Retype each entry below exactly as it stands.

§ **Data for processing**:

===

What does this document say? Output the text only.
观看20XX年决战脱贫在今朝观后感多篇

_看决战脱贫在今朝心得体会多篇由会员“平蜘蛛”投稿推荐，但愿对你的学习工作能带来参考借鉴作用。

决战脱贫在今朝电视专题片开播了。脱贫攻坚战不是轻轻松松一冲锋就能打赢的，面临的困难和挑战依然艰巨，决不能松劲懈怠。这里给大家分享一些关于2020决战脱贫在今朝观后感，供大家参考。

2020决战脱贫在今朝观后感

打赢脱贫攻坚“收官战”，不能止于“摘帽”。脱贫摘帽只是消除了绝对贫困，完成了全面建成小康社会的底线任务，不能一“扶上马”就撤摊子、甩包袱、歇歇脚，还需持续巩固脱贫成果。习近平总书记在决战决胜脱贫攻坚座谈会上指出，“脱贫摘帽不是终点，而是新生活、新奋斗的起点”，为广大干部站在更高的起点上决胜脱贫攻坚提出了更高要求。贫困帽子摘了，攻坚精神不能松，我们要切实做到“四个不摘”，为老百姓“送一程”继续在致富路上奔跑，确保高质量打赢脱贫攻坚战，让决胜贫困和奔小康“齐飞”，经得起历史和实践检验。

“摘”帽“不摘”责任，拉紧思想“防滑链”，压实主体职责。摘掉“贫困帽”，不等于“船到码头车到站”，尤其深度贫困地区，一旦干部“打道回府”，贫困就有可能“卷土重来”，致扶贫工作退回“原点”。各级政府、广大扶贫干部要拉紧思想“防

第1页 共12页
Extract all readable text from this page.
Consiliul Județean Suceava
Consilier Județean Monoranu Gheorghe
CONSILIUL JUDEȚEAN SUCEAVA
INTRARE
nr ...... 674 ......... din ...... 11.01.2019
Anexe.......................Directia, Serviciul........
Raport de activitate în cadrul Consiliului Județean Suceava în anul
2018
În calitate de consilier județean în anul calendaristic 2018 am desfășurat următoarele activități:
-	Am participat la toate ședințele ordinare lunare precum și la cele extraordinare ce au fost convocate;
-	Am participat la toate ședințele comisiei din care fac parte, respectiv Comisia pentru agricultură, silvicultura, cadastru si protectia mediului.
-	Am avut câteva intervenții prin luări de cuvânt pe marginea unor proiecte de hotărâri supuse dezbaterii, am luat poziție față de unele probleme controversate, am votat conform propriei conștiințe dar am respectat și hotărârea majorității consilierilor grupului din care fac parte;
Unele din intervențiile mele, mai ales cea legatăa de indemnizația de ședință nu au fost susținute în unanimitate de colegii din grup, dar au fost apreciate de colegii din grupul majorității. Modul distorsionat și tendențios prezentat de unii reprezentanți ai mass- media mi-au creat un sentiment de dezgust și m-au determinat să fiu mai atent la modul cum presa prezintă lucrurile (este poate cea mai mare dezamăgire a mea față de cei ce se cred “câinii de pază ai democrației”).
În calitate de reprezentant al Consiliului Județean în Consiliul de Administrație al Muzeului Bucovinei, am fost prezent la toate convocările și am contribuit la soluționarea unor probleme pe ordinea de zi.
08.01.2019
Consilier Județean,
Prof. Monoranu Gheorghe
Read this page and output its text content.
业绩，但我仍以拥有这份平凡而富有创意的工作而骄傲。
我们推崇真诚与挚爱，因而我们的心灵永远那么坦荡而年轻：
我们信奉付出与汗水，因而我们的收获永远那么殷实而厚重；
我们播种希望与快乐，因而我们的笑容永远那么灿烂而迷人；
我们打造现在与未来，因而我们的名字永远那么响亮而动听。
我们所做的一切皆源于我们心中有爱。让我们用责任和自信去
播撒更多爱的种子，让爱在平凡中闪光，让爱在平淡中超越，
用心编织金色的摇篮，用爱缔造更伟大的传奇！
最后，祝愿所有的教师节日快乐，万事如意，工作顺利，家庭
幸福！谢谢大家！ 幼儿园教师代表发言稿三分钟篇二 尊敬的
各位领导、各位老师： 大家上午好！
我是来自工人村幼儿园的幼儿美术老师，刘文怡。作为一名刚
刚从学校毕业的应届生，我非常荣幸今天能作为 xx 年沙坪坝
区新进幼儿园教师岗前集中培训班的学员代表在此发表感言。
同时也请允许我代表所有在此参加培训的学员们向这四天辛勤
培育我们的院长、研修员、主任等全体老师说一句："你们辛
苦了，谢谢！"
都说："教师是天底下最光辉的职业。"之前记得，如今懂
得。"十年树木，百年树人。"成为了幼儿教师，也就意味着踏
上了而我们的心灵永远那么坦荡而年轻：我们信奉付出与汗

===

§ **Answer below**:
What does this document say? Output the text only.
观看20XX年决战脱贫在今朝观后感多篇

_看决战脱贫在今朝心得体会多篇由会员“平蜘蛛”投稿推荐，但愿对你的学习工作能带来参考借鉴作用。

决战脱贫在今朝电视专题片开播了。脱贫攻坚战不是轻轻松松一冲锋就能打赢的，面临的困难和挑战依然艰巨，决不能松劲懈怠。这里给大家分享一些关于2020决战脱贫在今朝观后感，供大家参考。

2020决战脱贫在今朝观后感

打赢脱贫攻坚“收官战”，不能止于“摘帽”。脱贫摘帽只是消除了绝对贫困，完成了全面建成小康社会的底线任务，不能一“扶上马”就撤摊子、甩包袱、歇歇脚，还需持续巩固脱贫成果。习近平总书记在决战决胜脱贫攻坚座谈会上指出，“脱贫摘帽不是终点，而是新生活、新奋斗的起点”，为广大干部站在更高的起点上决胜脱贫攻坚提出了更高要求。贫困帽子摘了，攻坚精神不能松，我们要切实做到“四个不摘”，为老百姓“送一程”继续在致富路上奔跑，确保高质量打赢脱贫攻坚战，让决胜贫困和奔小康“齐飞”，经得起历史和实践检验。

“摘”帽“不摘”责任，拉紧思想“防滑链”，压实主体职责。摘掉“贫困帽”，不等于“船到码头车到站”，尤其深度贫困地区，一旦干部“打道回府”，贫困就有可能“卷土重来”，致扶贫工作退回“原点”。各级政府、广大扶贫干部要拉紧思想“防

第1页 共12页
Extract all readable text from this page.
Consiliul Județean Suceava
Consilier Județean Monoranu Gheorghe
CONSILIUL JUDEȚEAN SUCEAVA
INTRARE
nr ...... 674 ......... din ...... 11.01.2019
Anexe.......................Directia, Serviciul........
Raport de activitate în cadrul Consiliului Județean Suceava în anul
2018
În calitate de consilier județean în anul calendaristic 2018 am desfășurat următoarele activități:
-	Am participat la toate ședințele ordinare lunare precum și la cele extraordinare ce au fost convocate;
-	Am participat la toate ședințele comisiei din care fac parte, respectiv Comisia pentru agricultură, silvicultura, cadastru si protectia mediului.
-	Am avut câteva intervenții prin luări de cuvânt pe marginea unor proiecte de hotărâri supuse dezbaterii, am luat poziție față de unele probleme controversate, am votat conform propriei conștiințe dar am respectat și hotărârea majorității consilierilor grupului din care fac parte;
Unele din intervențiile mele, mai ales cea legatăa de indemnizația de ședință nu au fost susținute în unanimitate de colegii din grup, dar au fost apreciate de colegii din grupul majorității. Modul distorsionat și tendențios prezentat de unii reprezentanți ai mass- media mi-au creat un sentiment de dezgust și m-au determinat să fiu mai atent la modul cum presa prezintă lucrurile (este poate cea mai mare dezamăgire a mea față de cei ce se cred “câinii de pază ai democrației”).
În calitate de reprezentant al Consiliului Județean în Consiliul de Administrație al Muzeului Bucovinei, am fost prezent la toate convocările și am contribuit la soluționarea unor probleme pe ordinea de zi.
08.01.2019
Consilier Județean,
Prof. Monoranu Gheorghe
Read this page and output its text content.
业绩，但我仍以拥有这份平凡而富有创意的工作而骄傲。
我们推崇真诚与挚爱，因而我们的心灵永远那么坦荡而年轻：
我们信奉付出与汗水，因而我们的收获永远那么殷实而厚重；
我们播种希望与快乐，因而我们的笑容永远那么灿烂而迷人；
我们打造现在与未来，因而我们的名字永远那么响亮而动听。
我们所做的一切皆源于我们心中有爱。让我们用责任和自信去
播撒更多爱的种子，让爱在平凡中闪光，让爱在平淡中超越，
用心编织金色的摇篮，用爱缔造更伟大的传奇！
最后，祝愿所有的教师节日快乐，万事如意，工作顺利，家庭
幸福！谢谢大家！ 幼儿园教师代表发言稿三分钟篇二 尊敬的
各位领导、各位老师： 大家上午好！
我是来自工人村幼儿园的幼儿美术老师，刘文怡。作为一名刚
刚从学校毕业的应届生，我非常荣幸今天能作为 xx 年沙坪坝
区新进幼儿园教师岗前集中培训班的学员代表在此发表感言。
同时也请允许我代表所有在此参加培训的学员们向这四天辛勤
培育我们的院长、研修员、主任等全体老师说一句："你们辛
苦了，谢谢！"
都说："教师是天底下最光辉的职业。"之前记得，如今懂
得。"十年树木，百年树人。"成为了幼儿教师，也就意味着踏
上了而我们的心灵永远那么坦荡而年轻：我们信奉付出与汗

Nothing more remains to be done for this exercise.